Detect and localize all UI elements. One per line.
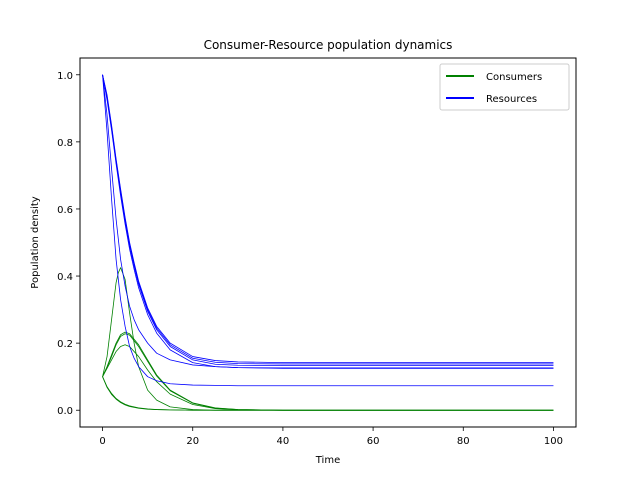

☆ ☆ ☆ ☆

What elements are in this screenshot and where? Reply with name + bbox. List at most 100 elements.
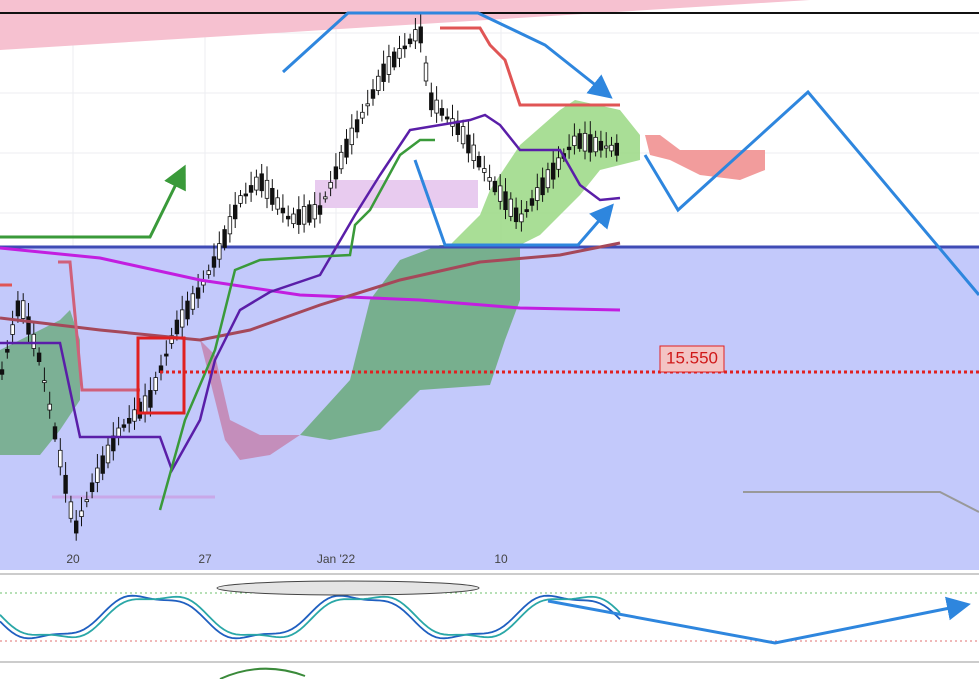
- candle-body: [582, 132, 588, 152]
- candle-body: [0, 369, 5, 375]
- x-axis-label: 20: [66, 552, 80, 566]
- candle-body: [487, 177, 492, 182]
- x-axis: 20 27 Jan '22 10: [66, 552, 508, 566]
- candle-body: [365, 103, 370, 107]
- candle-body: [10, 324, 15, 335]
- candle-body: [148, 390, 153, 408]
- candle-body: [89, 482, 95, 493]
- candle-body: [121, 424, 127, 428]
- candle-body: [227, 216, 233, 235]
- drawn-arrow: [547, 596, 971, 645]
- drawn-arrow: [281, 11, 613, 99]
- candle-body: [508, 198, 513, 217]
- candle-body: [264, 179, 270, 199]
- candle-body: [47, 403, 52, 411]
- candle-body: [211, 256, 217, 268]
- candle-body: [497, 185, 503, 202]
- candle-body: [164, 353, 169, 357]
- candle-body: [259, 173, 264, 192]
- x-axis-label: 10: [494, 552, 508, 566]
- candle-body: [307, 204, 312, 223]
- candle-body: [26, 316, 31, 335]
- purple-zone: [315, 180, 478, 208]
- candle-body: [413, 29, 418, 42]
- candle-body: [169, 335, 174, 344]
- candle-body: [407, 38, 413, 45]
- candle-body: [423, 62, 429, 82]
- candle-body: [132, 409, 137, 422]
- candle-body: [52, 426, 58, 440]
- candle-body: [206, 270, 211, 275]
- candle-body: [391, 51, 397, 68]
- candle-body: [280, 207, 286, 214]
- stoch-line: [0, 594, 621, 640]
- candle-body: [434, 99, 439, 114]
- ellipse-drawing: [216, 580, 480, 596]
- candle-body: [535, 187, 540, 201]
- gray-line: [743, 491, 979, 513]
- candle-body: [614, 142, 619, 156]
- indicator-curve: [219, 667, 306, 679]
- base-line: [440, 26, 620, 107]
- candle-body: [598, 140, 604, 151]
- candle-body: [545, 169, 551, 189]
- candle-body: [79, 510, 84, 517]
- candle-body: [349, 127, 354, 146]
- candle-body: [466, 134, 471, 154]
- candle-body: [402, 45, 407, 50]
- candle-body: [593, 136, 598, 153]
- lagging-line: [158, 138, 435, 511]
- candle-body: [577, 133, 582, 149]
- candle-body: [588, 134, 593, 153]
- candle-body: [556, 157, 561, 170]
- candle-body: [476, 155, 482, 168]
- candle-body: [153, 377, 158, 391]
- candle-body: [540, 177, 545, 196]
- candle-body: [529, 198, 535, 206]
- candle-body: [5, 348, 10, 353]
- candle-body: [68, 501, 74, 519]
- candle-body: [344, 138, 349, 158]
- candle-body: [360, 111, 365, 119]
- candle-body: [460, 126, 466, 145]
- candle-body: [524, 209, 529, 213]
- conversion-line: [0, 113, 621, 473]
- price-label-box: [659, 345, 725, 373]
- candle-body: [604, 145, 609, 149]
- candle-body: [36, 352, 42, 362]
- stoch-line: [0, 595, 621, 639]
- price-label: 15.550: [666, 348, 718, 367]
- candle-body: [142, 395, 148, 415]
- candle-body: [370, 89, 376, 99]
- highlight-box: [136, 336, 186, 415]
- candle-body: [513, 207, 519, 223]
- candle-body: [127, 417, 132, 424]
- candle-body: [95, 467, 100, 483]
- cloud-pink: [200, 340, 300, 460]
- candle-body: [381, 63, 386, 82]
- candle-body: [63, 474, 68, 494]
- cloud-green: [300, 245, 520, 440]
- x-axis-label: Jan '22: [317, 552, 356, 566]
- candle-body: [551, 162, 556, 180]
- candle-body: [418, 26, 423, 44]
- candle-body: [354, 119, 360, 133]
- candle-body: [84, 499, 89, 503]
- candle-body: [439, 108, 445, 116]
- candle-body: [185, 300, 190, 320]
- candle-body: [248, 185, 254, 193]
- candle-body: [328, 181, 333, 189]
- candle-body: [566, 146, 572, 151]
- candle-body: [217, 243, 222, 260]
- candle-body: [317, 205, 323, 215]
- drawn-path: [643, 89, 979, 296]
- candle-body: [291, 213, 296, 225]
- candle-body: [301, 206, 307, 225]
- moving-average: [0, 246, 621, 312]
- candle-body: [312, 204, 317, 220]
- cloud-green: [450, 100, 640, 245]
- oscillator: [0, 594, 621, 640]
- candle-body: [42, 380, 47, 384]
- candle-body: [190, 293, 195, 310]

☆ ☆ ☆ ☆

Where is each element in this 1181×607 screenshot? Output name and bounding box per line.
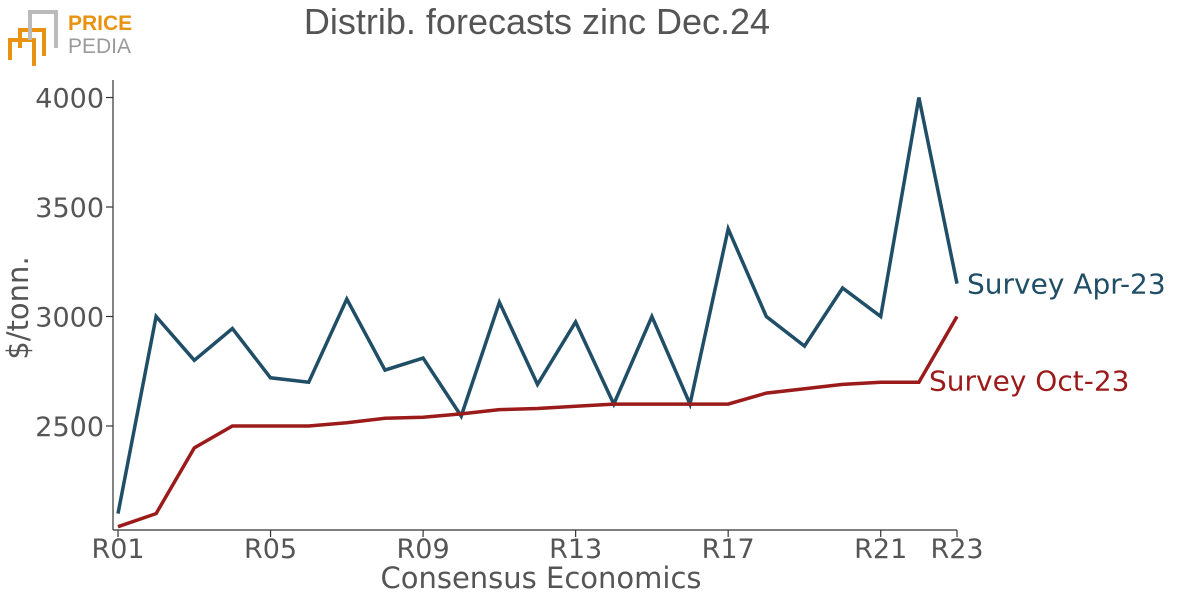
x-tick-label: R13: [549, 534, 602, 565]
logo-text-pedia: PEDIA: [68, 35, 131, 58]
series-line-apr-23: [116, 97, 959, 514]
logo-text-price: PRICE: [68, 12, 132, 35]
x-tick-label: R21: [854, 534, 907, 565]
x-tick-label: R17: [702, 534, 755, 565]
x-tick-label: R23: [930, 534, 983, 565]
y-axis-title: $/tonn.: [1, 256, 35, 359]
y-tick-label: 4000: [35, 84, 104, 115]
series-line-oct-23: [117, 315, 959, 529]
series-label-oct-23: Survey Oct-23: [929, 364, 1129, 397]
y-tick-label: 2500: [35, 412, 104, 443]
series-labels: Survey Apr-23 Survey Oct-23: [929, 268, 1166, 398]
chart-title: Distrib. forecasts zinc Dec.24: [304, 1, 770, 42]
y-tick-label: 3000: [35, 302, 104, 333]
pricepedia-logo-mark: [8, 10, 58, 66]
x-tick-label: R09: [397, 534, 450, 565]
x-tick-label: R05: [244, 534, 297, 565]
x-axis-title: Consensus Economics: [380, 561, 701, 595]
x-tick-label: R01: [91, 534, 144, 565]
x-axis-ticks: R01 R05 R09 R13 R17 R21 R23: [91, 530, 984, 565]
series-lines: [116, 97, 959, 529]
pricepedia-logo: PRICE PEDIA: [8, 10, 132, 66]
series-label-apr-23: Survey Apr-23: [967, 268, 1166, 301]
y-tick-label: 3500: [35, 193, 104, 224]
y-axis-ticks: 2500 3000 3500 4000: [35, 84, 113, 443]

☆ ☆ ☆ ☆

Could you reproduce, word for word, the rows from the line with "Where is each" up to and including the line with "series-line-oct-23: [117, 315, 959, 529]", leaving any pictures out of your answer?

Where is each element in this 1181×607 screenshot? Output name and bounding box per line.
x-tick-label: R13: [549, 534, 602, 565]
logo-text-pedia: PEDIA: [68, 35, 131, 58]
series-line-apr-23: [116, 97, 959, 514]
logo-text-price: PRICE: [68, 12, 132, 35]
x-tick-label: R21: [854, 534, 907, 565]
x-tick-label: R17: [702, 534, 755, 565]
x-tick-label: R23: [930, 534, 983, 565]
y-axis-title: $/tonn.: [1, 256, 35, 359]
y-tick-label: 4000: [35, 84, 104, 115]
series-line-oct-23: [117, 315, 959, 529]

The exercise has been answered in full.